Data entries for graphics
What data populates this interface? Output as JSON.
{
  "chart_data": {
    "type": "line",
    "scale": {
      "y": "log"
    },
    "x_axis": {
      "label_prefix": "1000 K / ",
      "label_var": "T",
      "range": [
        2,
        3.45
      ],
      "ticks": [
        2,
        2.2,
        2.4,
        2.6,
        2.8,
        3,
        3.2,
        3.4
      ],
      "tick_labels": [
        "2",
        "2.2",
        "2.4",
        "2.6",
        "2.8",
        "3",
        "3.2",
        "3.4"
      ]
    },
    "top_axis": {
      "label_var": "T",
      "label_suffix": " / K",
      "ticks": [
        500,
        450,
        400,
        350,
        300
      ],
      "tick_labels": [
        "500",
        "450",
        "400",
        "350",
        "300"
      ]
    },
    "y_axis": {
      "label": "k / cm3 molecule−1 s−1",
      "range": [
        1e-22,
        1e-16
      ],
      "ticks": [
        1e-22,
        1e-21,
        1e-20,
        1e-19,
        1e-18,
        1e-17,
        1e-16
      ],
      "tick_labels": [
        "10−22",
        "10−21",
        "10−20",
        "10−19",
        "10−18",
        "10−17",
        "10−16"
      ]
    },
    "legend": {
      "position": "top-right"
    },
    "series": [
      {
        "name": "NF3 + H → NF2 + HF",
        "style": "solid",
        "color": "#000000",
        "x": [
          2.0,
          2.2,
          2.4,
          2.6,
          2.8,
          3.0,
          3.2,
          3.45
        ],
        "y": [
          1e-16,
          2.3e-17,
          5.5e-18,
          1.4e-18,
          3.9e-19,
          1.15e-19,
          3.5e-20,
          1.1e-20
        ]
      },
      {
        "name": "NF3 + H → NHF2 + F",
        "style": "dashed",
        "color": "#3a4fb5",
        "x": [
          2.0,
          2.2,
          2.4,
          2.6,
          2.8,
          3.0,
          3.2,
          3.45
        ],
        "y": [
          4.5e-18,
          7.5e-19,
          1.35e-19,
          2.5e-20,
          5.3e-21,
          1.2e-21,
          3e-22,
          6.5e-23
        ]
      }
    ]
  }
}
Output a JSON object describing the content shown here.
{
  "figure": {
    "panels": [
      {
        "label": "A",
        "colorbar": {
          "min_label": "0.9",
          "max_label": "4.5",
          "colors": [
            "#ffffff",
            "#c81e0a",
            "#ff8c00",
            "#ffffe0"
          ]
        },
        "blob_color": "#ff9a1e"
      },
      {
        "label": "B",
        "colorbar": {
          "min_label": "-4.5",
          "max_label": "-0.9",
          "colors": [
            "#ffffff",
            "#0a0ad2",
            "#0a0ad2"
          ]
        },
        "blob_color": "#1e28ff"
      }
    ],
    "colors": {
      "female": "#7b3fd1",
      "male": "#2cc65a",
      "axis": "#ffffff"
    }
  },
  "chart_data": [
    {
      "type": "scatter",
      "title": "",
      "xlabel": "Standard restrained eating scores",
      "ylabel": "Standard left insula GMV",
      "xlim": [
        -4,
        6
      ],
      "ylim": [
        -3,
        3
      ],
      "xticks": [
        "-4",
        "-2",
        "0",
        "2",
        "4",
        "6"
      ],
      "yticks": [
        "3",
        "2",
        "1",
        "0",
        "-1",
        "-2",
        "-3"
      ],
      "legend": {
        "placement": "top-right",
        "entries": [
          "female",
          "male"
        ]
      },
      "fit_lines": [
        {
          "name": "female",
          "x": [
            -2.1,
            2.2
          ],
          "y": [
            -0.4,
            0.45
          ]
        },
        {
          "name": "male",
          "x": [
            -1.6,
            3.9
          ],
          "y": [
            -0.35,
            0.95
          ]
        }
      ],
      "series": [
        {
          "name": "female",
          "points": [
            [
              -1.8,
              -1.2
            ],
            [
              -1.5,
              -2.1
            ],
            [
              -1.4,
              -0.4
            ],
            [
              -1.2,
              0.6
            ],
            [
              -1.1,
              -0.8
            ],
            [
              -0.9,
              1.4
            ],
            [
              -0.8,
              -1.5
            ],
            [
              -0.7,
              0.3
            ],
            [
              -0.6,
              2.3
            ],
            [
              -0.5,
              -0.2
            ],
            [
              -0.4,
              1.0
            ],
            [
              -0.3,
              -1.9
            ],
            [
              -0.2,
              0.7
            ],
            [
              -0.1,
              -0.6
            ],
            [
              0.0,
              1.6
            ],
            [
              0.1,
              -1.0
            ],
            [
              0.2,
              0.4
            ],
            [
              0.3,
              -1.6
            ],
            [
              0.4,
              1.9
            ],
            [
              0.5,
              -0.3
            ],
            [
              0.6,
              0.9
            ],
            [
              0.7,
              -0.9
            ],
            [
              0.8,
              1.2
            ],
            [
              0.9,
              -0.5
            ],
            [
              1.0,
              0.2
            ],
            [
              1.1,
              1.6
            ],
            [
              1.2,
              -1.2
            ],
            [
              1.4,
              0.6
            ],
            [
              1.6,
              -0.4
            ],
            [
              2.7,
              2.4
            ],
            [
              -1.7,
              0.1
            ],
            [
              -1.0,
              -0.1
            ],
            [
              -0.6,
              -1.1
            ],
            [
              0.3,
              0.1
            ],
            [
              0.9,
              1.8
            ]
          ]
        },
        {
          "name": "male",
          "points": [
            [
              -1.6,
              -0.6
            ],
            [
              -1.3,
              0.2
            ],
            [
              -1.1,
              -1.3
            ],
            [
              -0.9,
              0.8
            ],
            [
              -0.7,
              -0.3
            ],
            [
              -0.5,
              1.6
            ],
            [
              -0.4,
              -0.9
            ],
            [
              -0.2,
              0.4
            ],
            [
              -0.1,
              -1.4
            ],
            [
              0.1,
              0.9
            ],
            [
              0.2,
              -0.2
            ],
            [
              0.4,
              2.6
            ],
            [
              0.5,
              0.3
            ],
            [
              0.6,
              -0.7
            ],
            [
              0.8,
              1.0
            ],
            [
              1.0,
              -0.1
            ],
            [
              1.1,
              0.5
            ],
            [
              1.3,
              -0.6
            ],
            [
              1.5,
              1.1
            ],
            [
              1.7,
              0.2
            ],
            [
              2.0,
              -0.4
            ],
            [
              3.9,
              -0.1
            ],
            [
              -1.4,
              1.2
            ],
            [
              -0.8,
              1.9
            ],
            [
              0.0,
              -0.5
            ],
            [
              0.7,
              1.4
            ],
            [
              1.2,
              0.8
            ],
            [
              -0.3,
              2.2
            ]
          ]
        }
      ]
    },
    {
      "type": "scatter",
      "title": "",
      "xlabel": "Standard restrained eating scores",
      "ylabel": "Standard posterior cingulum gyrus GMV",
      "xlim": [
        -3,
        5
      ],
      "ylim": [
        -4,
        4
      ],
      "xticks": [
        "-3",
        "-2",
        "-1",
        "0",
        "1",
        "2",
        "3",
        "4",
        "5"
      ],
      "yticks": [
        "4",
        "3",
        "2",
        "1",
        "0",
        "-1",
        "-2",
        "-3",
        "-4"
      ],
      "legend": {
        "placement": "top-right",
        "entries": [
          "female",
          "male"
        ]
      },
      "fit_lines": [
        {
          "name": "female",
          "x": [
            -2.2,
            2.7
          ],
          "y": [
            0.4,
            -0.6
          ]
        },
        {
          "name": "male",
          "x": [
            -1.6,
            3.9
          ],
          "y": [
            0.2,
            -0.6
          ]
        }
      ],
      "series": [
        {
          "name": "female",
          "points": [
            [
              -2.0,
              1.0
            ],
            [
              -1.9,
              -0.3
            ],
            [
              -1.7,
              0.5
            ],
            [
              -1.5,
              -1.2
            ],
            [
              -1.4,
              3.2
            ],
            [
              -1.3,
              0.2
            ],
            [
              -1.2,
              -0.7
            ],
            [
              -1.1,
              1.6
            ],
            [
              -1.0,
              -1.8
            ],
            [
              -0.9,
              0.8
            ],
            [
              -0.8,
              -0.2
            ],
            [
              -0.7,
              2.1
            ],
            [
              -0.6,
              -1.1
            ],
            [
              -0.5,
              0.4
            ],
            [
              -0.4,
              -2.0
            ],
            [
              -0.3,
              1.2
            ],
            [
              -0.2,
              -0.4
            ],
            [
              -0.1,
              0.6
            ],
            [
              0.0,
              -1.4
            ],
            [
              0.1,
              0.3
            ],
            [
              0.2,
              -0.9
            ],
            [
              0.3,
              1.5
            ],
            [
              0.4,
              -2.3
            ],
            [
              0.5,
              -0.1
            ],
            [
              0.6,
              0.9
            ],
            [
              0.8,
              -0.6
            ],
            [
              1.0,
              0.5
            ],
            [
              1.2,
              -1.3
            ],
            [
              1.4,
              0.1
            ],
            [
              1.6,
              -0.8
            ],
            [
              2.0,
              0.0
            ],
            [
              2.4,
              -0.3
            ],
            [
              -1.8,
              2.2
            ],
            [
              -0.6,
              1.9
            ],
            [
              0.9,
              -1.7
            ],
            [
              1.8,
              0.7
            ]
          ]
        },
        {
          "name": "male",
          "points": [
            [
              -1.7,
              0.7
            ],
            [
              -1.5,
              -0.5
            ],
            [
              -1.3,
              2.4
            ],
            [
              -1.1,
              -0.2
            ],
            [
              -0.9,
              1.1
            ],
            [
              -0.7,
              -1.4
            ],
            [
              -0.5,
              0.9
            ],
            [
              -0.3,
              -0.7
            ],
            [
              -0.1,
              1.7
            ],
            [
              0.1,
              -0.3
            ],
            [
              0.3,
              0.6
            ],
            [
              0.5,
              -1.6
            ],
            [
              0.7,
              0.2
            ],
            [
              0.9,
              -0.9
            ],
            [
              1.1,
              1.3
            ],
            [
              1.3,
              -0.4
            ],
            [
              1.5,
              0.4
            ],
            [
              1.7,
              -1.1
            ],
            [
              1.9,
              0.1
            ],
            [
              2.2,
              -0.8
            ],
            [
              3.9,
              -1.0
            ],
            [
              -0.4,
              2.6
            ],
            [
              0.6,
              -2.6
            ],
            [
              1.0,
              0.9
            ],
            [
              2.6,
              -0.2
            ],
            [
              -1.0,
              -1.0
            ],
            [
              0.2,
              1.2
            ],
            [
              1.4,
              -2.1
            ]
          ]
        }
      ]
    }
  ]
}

## TASK TO CARRY OUT
Copy every line of the listing containing the string "Output".

## FINISHED TASK
What data populates this interface? Output as JSON.
Output a JSON object describing the content shown here.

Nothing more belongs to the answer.